▶ **Request**
Print all of the data exactly as written.

▶ **Material shown**
⁂

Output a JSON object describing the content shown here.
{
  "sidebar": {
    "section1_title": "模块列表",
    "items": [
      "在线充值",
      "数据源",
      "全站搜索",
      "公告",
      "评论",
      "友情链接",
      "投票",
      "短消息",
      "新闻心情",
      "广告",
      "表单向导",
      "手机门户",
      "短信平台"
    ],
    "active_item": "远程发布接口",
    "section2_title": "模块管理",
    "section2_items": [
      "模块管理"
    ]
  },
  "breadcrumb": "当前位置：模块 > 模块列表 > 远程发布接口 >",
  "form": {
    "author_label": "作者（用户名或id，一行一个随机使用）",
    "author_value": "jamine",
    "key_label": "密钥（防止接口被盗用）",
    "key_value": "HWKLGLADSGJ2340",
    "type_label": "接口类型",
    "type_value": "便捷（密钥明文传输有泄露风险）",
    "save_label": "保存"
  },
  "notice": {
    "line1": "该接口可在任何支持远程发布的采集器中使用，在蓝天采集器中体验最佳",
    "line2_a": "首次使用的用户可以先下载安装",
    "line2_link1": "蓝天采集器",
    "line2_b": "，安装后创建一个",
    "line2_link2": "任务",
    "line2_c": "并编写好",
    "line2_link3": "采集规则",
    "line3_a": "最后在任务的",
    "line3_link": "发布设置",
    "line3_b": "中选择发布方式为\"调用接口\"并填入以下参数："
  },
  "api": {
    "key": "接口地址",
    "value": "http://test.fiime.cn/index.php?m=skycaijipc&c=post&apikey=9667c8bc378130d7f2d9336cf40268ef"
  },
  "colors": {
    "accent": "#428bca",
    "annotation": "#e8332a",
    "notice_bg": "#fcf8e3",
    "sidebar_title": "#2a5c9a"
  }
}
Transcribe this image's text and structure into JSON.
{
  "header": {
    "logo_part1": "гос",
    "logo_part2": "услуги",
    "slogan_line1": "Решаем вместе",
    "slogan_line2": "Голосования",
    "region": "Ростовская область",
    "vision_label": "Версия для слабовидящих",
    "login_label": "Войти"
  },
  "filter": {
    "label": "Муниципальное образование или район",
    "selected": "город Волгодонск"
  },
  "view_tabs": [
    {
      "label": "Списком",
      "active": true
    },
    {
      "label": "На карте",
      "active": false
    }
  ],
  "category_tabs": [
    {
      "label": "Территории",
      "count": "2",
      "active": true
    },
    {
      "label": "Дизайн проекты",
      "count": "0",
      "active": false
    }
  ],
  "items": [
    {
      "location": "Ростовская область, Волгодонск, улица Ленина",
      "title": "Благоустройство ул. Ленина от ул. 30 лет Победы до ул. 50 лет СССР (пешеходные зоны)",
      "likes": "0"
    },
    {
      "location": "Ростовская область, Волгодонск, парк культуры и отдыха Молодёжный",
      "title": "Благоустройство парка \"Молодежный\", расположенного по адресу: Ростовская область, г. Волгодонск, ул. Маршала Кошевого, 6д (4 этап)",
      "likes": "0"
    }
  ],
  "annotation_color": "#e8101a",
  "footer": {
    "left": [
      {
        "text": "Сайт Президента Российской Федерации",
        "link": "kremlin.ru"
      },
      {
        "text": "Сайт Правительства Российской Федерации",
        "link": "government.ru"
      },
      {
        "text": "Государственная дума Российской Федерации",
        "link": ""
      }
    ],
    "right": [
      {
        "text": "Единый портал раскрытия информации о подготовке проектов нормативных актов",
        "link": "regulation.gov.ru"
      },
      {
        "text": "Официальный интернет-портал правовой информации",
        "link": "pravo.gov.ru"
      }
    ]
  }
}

⁂

▶ **Answer to this task**
Output a JSON object describing the content shown here.
{
  "sidebar": {
    "section1_title": "模块列表",
    "items": [
      "在线充值",
      "数据源",
      "全站搜索",
      "公告",
      "评论",
      "友情链接",
      "投票",
      "短消息",
      "新闻心情",
      "广告",
      "表单向导",
      "手机门户",
      "短信平台"
    ],
    "active_item": "远程发布接口",
    "section2_title": "模块管理",
    "section2_items": [
      "模块管理"
    ]
  },
  "breadcrumb": "当前位置：模块 > 模块列表 > 远程发布接口 >",
  "form": {
    "author_label": "作者（用户名或id，一行一个随机使用）",
    "author_value": "jamine",
    "key_label": "密钥（防止接口被盗用）",
    "key_value": "HWKLGLADSGJ2340",
    "type_label": "接口类型",
    "type_value": "便捷（密钥明文传输有泄露风险）",
    "save_label": "保存"
  },
  "notice": {
    "line1": "该接口可在任何支持远程发布的采集器中使用，在蓝天采集器中体验最佳",
    "line2_a": "首次使用的用户可以先下载安装",
    "line2_link1": "蓝天采集器",
    "line2_b": "，安装后创建一个",
    "line2_link2": "任务",
    "line2_c": "并编写好",
    "line2_link3": "采集规则",
    "line3_a": "最后在任务的",
    "line3_link": "发布设置",
    "line3_b": "中选择发布方式为\"调用接口\"并填入以下参数："
  },
  "api": {
    "key": "接口地址",
    "value": "http://test.fiime.cn/index.php?m=skycaijipc&c=post&apikey=9667c8bc378130d7f2d9336cf40268ef"
  },
  "colors": {
    "accent": "#428bca",
    "annotation": "#e8332a",
    "notice_bg": "#fcf8e3",
    "sidebar_title": "#2a5c9a"
  }
}
Transcribe this image's text and structure into JSON.
{
  "header": {
    "logo_part1": "гос",
    "logo_part2": "услуги",
    "slogan_line1": "Решаем вместе",
    "slogan_line2": "Голосования",
    "region": "Ростовская область",
    "vision_label": "Версия для слабовидящих",
    "login_label": "Войти"
  },
  "filter": {
    "label": "Муниципальное образование или район",
    "selected": "город Волгодонск"
  },
  "view_tabs": [
    {
      "label": "Списком",
      "active": true
    },
    {
      "label": "На карте",
      "active": false
    }
  ],
  "category_tabs": [
    {
      "label": "Территории",
      "count": "2",
      "active": true
    },
    {
      "label": "Дизайн проекты",
      "count": "0",
      "active": false
    }
  ],
  "items": [
    {
      "location": "Ростовская область, Волгодонск, улица Ленина",
      "title": "Благоустройство ул. Ленина от ул. 30 лет Победы до ул. 50 лет СССР (пешеходные зоны)",
      "likes": "0"
    },
    {
      "location": "Ростовская область, Волгодонск, парк культуры и отдыха Молодёжный",
      "title": "Благоустройство парка \"Молодежный\", расположенного по адресу: Ростовская область, г. Волгодонск, ул. Маршала Кошевого, 6д (4 этап)",
      "likes": "0"
    }
  ],
  "annotation_color": "#e8101a",
  "footer": {
    "left": [
      {
        "text": "Сайт Президента Российской Федерации",
        "link": "kremlin.ru"
      },
      {
        "text": "Сайт Правительства Российской Федерации",
        "link": "government.ru"
      },
      {
        "text": "Государственная дума Российской Федерации",
        "link": ""
      }
    ],
    "right": [
      {
        "text": "Единый портал раскрытия информации о подготовке проектов нормативных актов",
        "link": "regulation.gov.ru"
      },
      {
        "text": "Официальный интернет-портал правовой информации",
        "link": "pravo.gov.ru"
      }
    ]
  }
}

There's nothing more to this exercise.